_Short exercise:_ For each line that holds "Gelir", copy the line out.

_Provided data:_
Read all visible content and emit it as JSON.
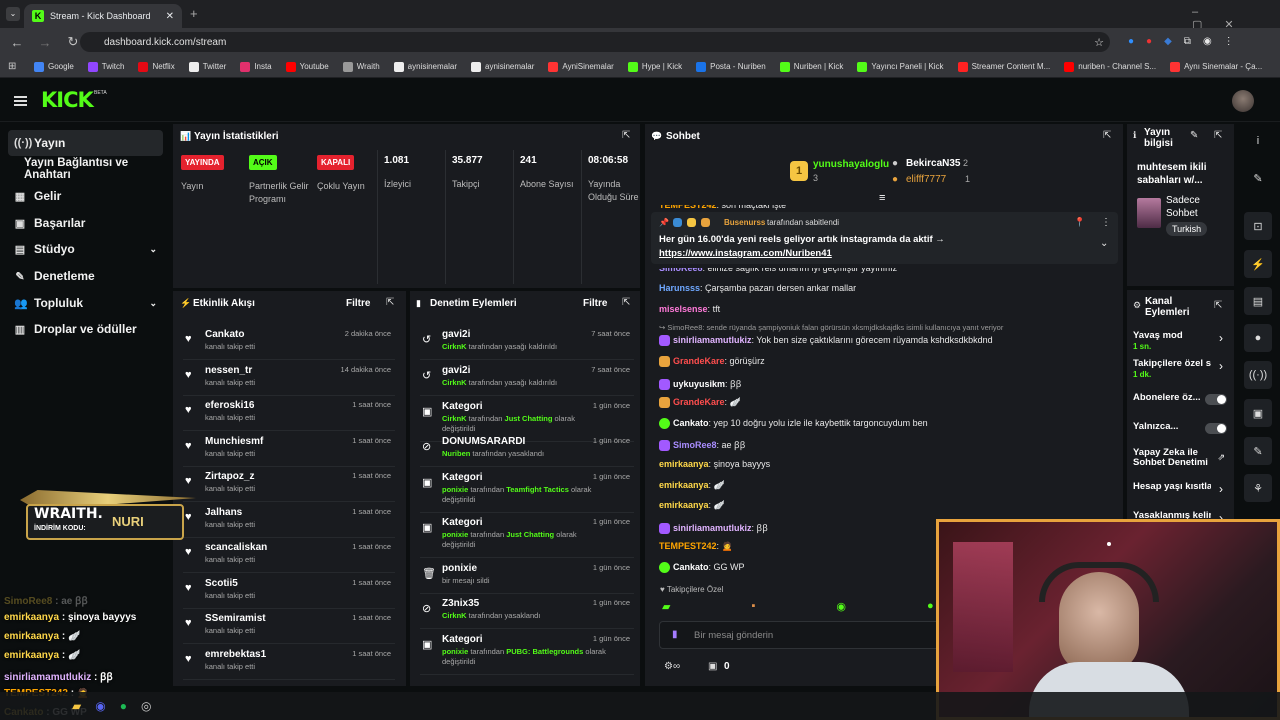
{
  "browser": {
    "tab_title": "Stream - Kick Dashboard",
    "url": "dashboard.kick.com/stream"
  },
  "bookmarks": [
    "Google",
    "Twitch",
    "Netflix",
    "Twitter",
    "Insta",
    "Youtube",
    "Wraith",
    "aynisinemalar",
    "aynisinemalar",
    "AyniSinemalar",
    "Hype | Kick",
    "Posta - Nuriben",
    "Nuriben | Kick",
    "Yayıncı Paneli | Kick",
    "Streamer Content M...",
    "nuriben - Channel S...",
    "Aynı Sinemalar - Ça..."
  ],
  "bookmark_colors": [
    "#4285f4",
    "#9146ff",
    "#e50914",
    "#eeeeee",
    "#e1306c",
    "#ff0000",
    "#999999",
    "#eeeeee",
    "#eeeeee",
    "#ff3333",
    "#53fc18",
    "#1a73e8",
    "#53fc18",
    "#53fc18",
    "#ff2222",
    "#ff0000",
    "#ff3333"
  ],
  "brand": {
    "logo": "KICK",
    "beta": "BETA",
    "accent": "#53fc18"
  },
  "sidebar": {
    "items": [
      {
        "label": "Yayın",
        "icon": "broadcast-icon",
        "glyph": "((·))",
        "active": true
      },
      {
        "label": "Yayın Bağlantısı ve Anahtarı",
        "icon": "",
        "glyph": ""
      },
      {
        "label": "Gelir",
        "icon": "revenue-icon",
        "glyph": "▦"
      },
      {
        "label": "Başarılar",
        "icon": "achievements-icon",
        "glyph": "▣"
      },
      {
        "label": "Stüdyo",
        "icon": "studio-icon",
        "glyph": "▤",
        "chevron": "⌄"
      },
      {
        "label": "Denetleme",
        "icon": "moderation-icon",
        "glyph": "✎"
      },
      {
        "label": "Topluluk",
        "icon": "community-icon",
        "glyph": "👥",
        "chevron": "⌄"
      },
      {
        "label": "Droplar ve ödüller",
        "icon": "drops-icon",
        "glyph": "▥"
      }
    ]
  },
  "stats": {
    "title": "Yayın İstatistikleri",
    "cols": [
      {
        "badge": "YAYINDA",
        "badge_bg": "#e5222e",
        "badge_fg": "#ffffff",
        "label": "Yayın"
      },
      {
        "badge": "AÇIK",
        "badge_bg": "#53fc18",
        "badge_fg": "#000000",
        "label": "Partnerlik Gelir Programı"
      },
      {
        "badge": "KAPALI",
        "badge_bg": "#e5222e",
        "badge_fg": "#ffffff",
        "label": "Çoklu Yayın"
      },
      {
        "value": "1.081",
        "label": "İzleyici"
      },
      {
        "value": "35.877",
        "label": "Takipçi"
      },
      {
        "value": "241",
        "label": "Abone Sayısı"
      },
      {
        "value": "08:06:58",
        "label": "Yayında Olduğu Süre"
      }
    ]
  },
  "activity": {
    "title": "Etkinlik Akışı",
    "filter": "Filtre",
    "items": [
      {
        "name": "Cankato",
        "sub": "kanalı takip etti",
        "time": "2 dakika önce"
      },
      {
        "name": "nessen_tr",
        "sub": "kanalı takip etti",
        "time": "14 dakika önce"
      },
      {
        "name": "eferoski16",
        "sub": "kanalı takip etti",
        "time": "1 saat önce"
      },
      {
        "name": "Munchiesmf",
        "sub": "kanalı takip etti",
        "time": "1 saat önce"
      },
      {
        "name": "Zirtapoz_z",
        "sub": "kanalı takip etti",
        "time": "1 saat önce"
      },
      {
        "name": "Jalhans",
        "sub": "kanalı takip etti",
        "time": "1 saat önce"
      },
      {
        "name": "scancaliskan",
        "sub": "kanalı takip etti",
        "time": "1 saat önce"
      },
      {
        "name": "Scotii5",
        "sub": "kanalı takip etti",
        "time": "1 saat önce"
      },
      {
        "name": "SSemiramist",
        "sub": "kanalı takip etti",
        "time": "1 saat önce"
      },
      {
        "name": "emrebektas1",
        "sub": "kanalı takip etti",
        "time": "1 saat önce"
      }
    ]
  },
  "modlog": {
    "title": "Denetim Eylemleri",
    "filter": "Filtre",
    "items": [
      {
        "icon": "↺",
        "name": "gavi2i",
        "actor": "CirknK",
        "sub": " tarafından yasağı kaldırıldı",
        "time": "7 saat önce"
      },
      {
        "icon": "↺",
        "name": "gavi2i",
        "actor": "CirknK",
        "sub": " tarafından yasağı kaldırıldı",
        "time": "7 saat önce"
      },
      {
        "icon": "▣",
        "name": "Kategori",
        "actor": "CirknK",
        "sub": " tarafından ",
        "cat": "Just Chatting",
        "sub2": " olarak değiştirildi",
        "time": "1 gün önce"
      },
      {
        "icon": "⊘",
        "name": "DONUMSARARDI",
        "actor": "Nuriben",
        "sub": " tarafından yasaklandı",
        "time": "1 gün önce"
      },
      {
        "icon": "▣",
        "name": "Kategori",
        "actor": "ponixie",
        "sub": " tarafından ",
        "cat": "Teamfight Tactics",
        "sub2": " olarak değiştirildi",
        "time": "1 gün önce"
      },
      {
        "icon": "▣",
        "name": "Kategori",
        "actor": "ponixie",
        "sub": " tarafından ",
        "cat": "Just Chatting",
        "sub2": " olarak değiştirildi",
        "time": "1 gün önce"
      },
      {
        "icon": "🗑",
        "name": "ponixie",
        "actor": "",
        "sub": "bir mesajı sildi",
        "time": "1 gün önce"
      },
      {
        "icon": "⊘",
        "name": "Z3nix35",
        "actor": "CirknK",
        "sub": " tarafından yasaklandı",
        "time": "1 gün önce"
      },
      {
        "icon": "▣",
        "name": "Kategori",
        "actor": "ponixie",
        "sub": " tarafından ",
        "cat": "PUBG: Battlegrounds",
        "sub2": " olarak değiştirildi",
        "time": "1 gün önce"
      }
    ]
  },
  "chat": {
    "title": "Sohbet",
    "top_gifters": [
      {
        "name": "yunushayaloglu",
        "count": "3"
      },
      {
        "name": "BekircaN35",
        "count": "2"
      },
      {
        "name": "elifff7777",
        "count": "1"
      }
    ],
    "pinned": {
      "by": "Busenurss",
      "by_suffix": " tarafından sabitlendi",
      "text": "Her gün 16.00'da yeni reels geliyor artık instagramda da aktif →",
      "link": "https://www.instagram.com/Nuriben41"
    },
    "messages": [
      {
        "user": "TEMPEST242",
        "color": "#ffa500",
        "text": "son maçtaki işte"
      },
      {
        "user": "SimoRee8",
        "color": "#a98dff",
        "text": "elinize sağlık reis umarım iyi geçmiştir yayınınız"
      },
      {
        "user": "Harunsss",
        "color": "#6fa8ff",
        "text": "Çarşamba pazarı dersen ankar mallar"
      },
      {
        "user": "miselsense",
        "color": "#ff7ad9",
        "text": "tft"
      },
      {
        "user": "",
        "color": "#9a9a9a",
        "text": "↪ SimoRee8: sende rüyanda şampiyoniuk falan görürsün xksmjdkskajdks isimli kullanıcıya yanıt veriyor"
      },
      {
        "user": "sinirliamamutlukiz",
        "color": "#e0b3ff",
        "text": "Yok ben size çaktıklarını görecem rüyamda kshdksdkbkdnd"
      },
      {
        "user": "GrandeKare",
        "color": "#ff4e4e",
        "text": "görüşürz"
      },
      {
        "user": "uykuyusikm",
        "color": "#ffffff",
        "text": "ꞵꞵ"
      },
      {
        "user": "GrandeKare",
        "color": "#ff4e4e",
        "text": "🪽"
      },
      {
        "user": "Cankato",
        "color": "#ffffff",
        "text": "yep 10 doğru yolu izle ile kaybettik targoncuydum ben"
      },
      {
        "user": "SimoRee8",
        "color": "#a98dff",
        "text": "ae ꞵꞵ"
      },
      {
        "user": "emirkaanya",
        "color": "#ffd84a",
        "text": "şinoya bayyys"
      },
      {
        "user": "emirkaanya",
        "color": "#ffd84a",
        "text": "🪽"
      },
      {
        "user": "emirkaanya",
        "color": "#ffd84a",
        "text": "🪽"
      },
      {
        "user": "sinirliamamutlukiz",
        "color": "#e0b3ff",
        "text": "ꞵꞵ"
      },
      {
        "user": "TEMPEST242",
        "color": "#ffa500",
        "text": "🙍"
      },
      {
        "user": "Cankato",
        "color": "#ffffff",
        "text": "GG WP"
      }
    ],
    "followers_only": "Takipçilere Özel",
    "placeholder": "Bir mesaj gönderin",
    "points": "0"
  },
  "stream_info": {
    "title": "Yayın bilgisi",
    "stream_title": "muhtesem ikili sabahları w/...",
    "category": "Sadece Sohbet",
    "language": "Turkish"
  },
  "channel_actions": {
    "title": "Kanal Eylemleri",
    "items": [
      {
        "label": "Yavaş mod",
        "sub": "1 sn.",
        "type": "chevron"
      },
      {
        "label": "Takipçilere özel s",
        "sub": "1 dk.",
        "type": "chevron"
      },
      {
        "label": "Abonelere öz...",
        "type": "toggle"
      },
      {
        "label": "Yalnızca...",
        "type": "toggle"
      },
      {
        "label": "Yapay Zeka ile Sohbet Denetimi",
        "type": "link"
      },
      {
        "label": "Hesap yaşı kısıtla",
        "type": "chevron"
      },
      {
        "label": "Yasaklanmış kelin",
        "type": "chevron"
      }
    ]
  },
  "overlay": {
    "promo": "WRAITH.",
    "promo_code_label": "İNDİRİM KODU:",
    "promo_code": "NURI",
    "lines": [
      {
        "user": "SimoRee8",
        "text": "ae ꞵꞵ"
      },
      {
        "user": "emirkaanya",
        "text": "şinoya bayyys"
      },
      {
        "user": "emirkaanya",
        "text": "🪽"
      },
      {
        "user": "emirkaanya",
        "text": "🪽"
      },
      {
        "user": "sinirliamamutlukiz",
        "text": "ꞵꞵ"
      },
      {
        "user": "TEMPEST242",
        "text": "🙍"
      },
      {
        "user": "Cankato",
        "text": "GG WP"
      }
    ]
  }
}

_Result of the exercise:_
        "label": "Gelir",
        "label": "Partnerlik Gelir Programı"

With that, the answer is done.